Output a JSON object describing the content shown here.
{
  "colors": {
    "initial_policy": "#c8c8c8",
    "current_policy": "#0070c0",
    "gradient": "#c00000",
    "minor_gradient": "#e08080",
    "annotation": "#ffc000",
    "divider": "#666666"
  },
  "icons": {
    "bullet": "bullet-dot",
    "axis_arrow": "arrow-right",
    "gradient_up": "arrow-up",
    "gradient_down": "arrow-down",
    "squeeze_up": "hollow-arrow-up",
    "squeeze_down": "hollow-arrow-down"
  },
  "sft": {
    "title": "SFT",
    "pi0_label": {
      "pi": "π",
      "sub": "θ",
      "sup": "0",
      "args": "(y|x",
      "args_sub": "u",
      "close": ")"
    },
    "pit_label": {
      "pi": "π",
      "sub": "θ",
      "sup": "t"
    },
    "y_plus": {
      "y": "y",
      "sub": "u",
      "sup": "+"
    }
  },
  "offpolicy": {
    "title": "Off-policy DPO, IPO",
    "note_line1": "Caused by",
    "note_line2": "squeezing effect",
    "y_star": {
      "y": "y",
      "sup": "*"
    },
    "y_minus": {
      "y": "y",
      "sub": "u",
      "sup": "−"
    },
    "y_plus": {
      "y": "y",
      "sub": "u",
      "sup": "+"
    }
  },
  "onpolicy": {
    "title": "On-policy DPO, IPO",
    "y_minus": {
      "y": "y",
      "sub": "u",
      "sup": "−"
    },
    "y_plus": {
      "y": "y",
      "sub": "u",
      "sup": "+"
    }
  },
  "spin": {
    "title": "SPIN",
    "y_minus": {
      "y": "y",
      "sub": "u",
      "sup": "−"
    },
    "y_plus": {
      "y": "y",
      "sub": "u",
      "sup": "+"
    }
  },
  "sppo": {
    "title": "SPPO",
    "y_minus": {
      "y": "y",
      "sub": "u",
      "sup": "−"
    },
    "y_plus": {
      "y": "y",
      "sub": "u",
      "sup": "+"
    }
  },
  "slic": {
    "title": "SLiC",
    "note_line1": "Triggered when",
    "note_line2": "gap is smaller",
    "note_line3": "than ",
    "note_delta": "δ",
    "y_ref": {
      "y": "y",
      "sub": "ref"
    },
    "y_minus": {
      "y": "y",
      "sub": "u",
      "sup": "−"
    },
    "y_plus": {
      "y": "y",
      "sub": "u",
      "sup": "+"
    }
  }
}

• **Goal**
Repeat all the entries exactly as given.

• **Result of the exercise**
Output a JSON object describing the content shown here.
{
  "colors": {
    "initial_policy": "#c8c8c8",
    "current_policy": "#0070c0",
    "gradient": "#c00000",
    "minor_gradient": "#e08080",
    "annotation": "#ffc000",
    "divider": "#666666"
  },
  "icons": {
    "bullet": "bullet-dot",
    "axis_arrow": "arrow-right",
    "gradient_up": "arrow-up",
    "gradient_down": "arrow-down",
    "squeeze_up": "hollow-arrow-up",
    "squeeze_down": "hollow-arrow-down"
  },
  "sft": {
    "title": "SFT",
    "pi0_label": {
      "pi": "π",
      "sub": "θ",
      "sup": "0",
      "args": "(y|x",
      "args_sub": "u",
      "close": ")"
    },
    "pit_label": {
      "pi": "π",
      "sub": "θ",
      "sup": "t"
    },
    "y_plus": {
      "y": "y",
      "sub": "u",
      "sup": "+"
    }
  },
  "offpolicy": {
    "title": "Off-policy DPO, IPO",
    "note_line1": "Caused by",
    "note_line2": "squeezing effect",
    "y_star": {
      "y": "y",
      "sup": "*"
    },
    "y_minus": {
      "y": "y",
      "sub": "u",
      "sup": "−"
    },
    "y_plus": {
      "y": "y",
      "sub": "u",
      "sup": "+"
    }
  },
  "onpolicy": {
    "title": "On-policy DPO, IPO",
    "y_minus": {
      "y": "y",
      "sub": "u",
      "sup": "−"
    },
    "y_plus": {
      "y": "y",
      "sub": "u",
      "sup": "+"
    }
  },
  "spin": {
    "title": "SPIN",
    "y_minus": {
      "y": "y",
      "sub": "u",
      "sup": "−"
    },
    "y_plus": {
      "y": "y",
      "sub": "u",
      "sup": "+"
    }
  },
  "sppo": {
    "title": "SPPO",
    "y_minus": {
      "y": "y",
      "sub": "u",
      "sup": "−"
    },
    "y_plus": {
      "y": "y",
      "sub": "u",
      "sup": "+"
    }
  },
  "slic": {
    "title": "SLiC",
    "note_line1": "Triggered when",
    "note_line2": "gap is smaller",
    "note_line3": "than ",
    "note_delta": "δ",
    "y_ref": {
      "y": "y",
      "sub": "ref"
    },
    "y_minus": {
      "y": "y",
      "sub": "u",
      "sup": "−"
    },
    "y_plus": {
      "y": "y",
      "sub": "u",
      "sup": "+"
    }
  }
}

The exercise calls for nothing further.